** start of DATA SHOWN **
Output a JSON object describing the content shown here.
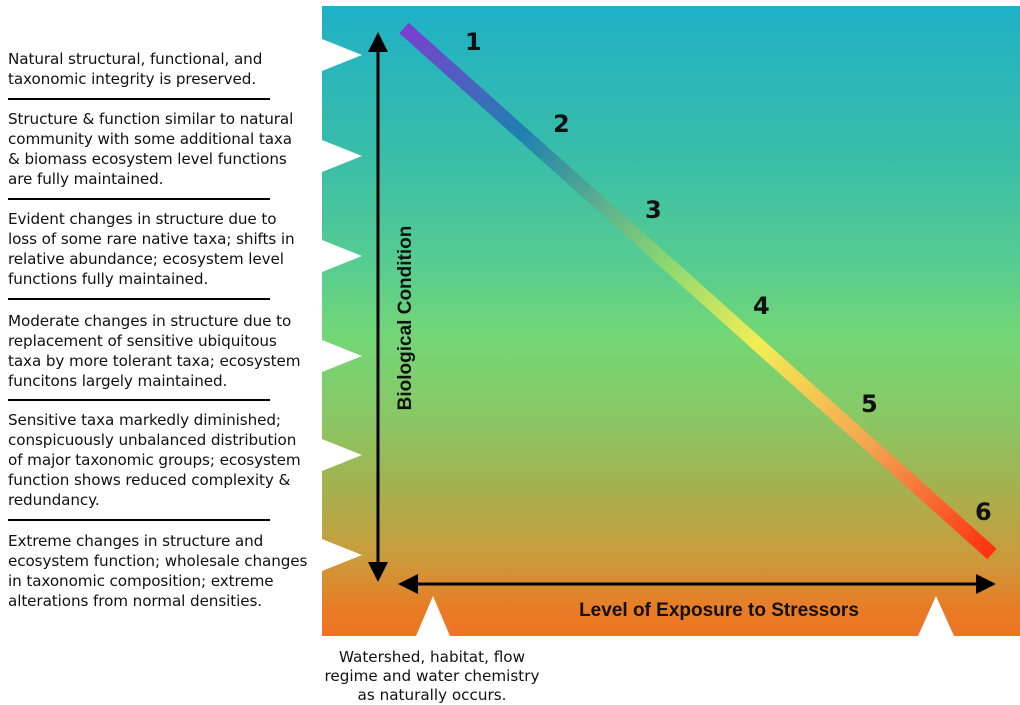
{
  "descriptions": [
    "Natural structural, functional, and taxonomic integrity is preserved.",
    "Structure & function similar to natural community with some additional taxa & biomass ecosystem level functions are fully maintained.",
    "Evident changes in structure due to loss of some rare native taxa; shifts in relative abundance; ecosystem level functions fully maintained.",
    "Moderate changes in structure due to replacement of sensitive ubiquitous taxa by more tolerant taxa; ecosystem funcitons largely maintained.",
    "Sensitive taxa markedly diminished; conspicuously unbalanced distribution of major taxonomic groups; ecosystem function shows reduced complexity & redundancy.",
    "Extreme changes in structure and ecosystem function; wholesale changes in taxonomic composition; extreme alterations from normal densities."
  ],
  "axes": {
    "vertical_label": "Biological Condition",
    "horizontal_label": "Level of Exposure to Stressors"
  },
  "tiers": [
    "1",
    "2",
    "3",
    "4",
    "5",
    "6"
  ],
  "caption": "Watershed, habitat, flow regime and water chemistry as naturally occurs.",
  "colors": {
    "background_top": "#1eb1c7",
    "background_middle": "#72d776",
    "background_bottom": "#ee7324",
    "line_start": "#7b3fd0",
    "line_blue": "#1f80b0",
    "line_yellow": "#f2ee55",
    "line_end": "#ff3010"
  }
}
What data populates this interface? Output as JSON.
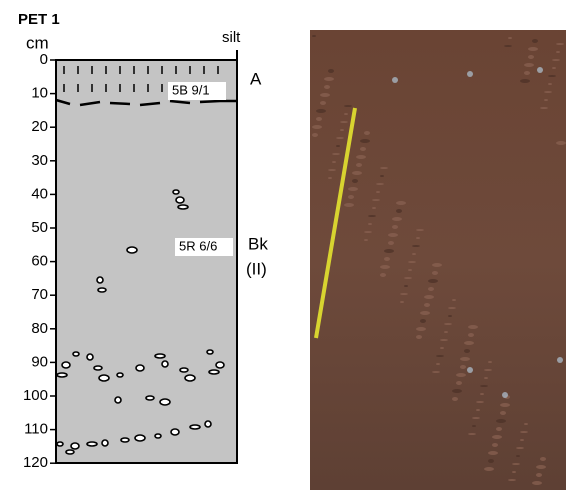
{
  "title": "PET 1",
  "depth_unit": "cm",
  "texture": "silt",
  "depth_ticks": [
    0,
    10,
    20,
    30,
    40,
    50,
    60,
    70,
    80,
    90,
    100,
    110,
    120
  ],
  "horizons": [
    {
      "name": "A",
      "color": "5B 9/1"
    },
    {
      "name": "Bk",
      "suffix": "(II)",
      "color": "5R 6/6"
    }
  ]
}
** end of DATA SHOWN **
STATED GOAL —
Return every line of the records exactly as given, pictures excluded.

RESPONSE BELOW —
Output a JSON object describing the content shown here.
{
  "descriptions": [
    "Natural structural, functional, and taxonomic integrity is preserved.",
    "Structure & function similar to natural community with some additional taxa & biomass ecosystem level functions are fully maintained.",
    "Evident changes in structure due to loss of some rare native taxa; shifts in relative abundance; ecosystem level functions fully maintained.",
    "Moderate changes in structure due to replacement of sensitive ubiquitous taxa by more tolerant taxa; ecosystem funcitons largely maintained.",
    "Sensitive taxa markedly diminished; conspicuously unbalanced distribution of major taxonomic groups; ecosystem function shows reduced complexity & redundancy.",
    "Extreme changes in structure and ecosystem function; wholesale changes in taxonomic composition; extreme alterations from normal densities."
  ],
  "axes": {
    "vertical_label": "Biological Condition",
    "horizontal_label": "Level of Exposure to Stressors"
  },
  "tiers": [
    "1",
    "2",
    "3",
    "4",
    "5",
    "6"
  ],
  "caption": "Watershed, habitat, flow regime and water chemistry as naturally occurs.",
  "colors": {
    "background_top": "#1eb1c7",
    "background_middle": "#72d776",
    "background_bottom": "#ee7324",
    "line_start": "#7b3fd0",
    "line_blue": "#1f80b0",
    "line_yellow": "#f2ee55",
    "line_end": "#ff3010"
  }
}
What data populates this interface? Output as JSON.
{
  "title": "PET 1",
  "depth_unit": "cm",
  "texture": "silt",
  "depth_ticks": [
    0,
    10,
    20,
    30,
    40,
    50,
    60,
    70,
    80,
    90,
    100,
    110,
    120
  ],
  "horizons": [
    {
      "name": "A",
      "color": "5B 9/1"
    },
    {
      "name": "Bk",
      "suffix": "(II)",
      "color": "5R 6/6"
    }
  ]
}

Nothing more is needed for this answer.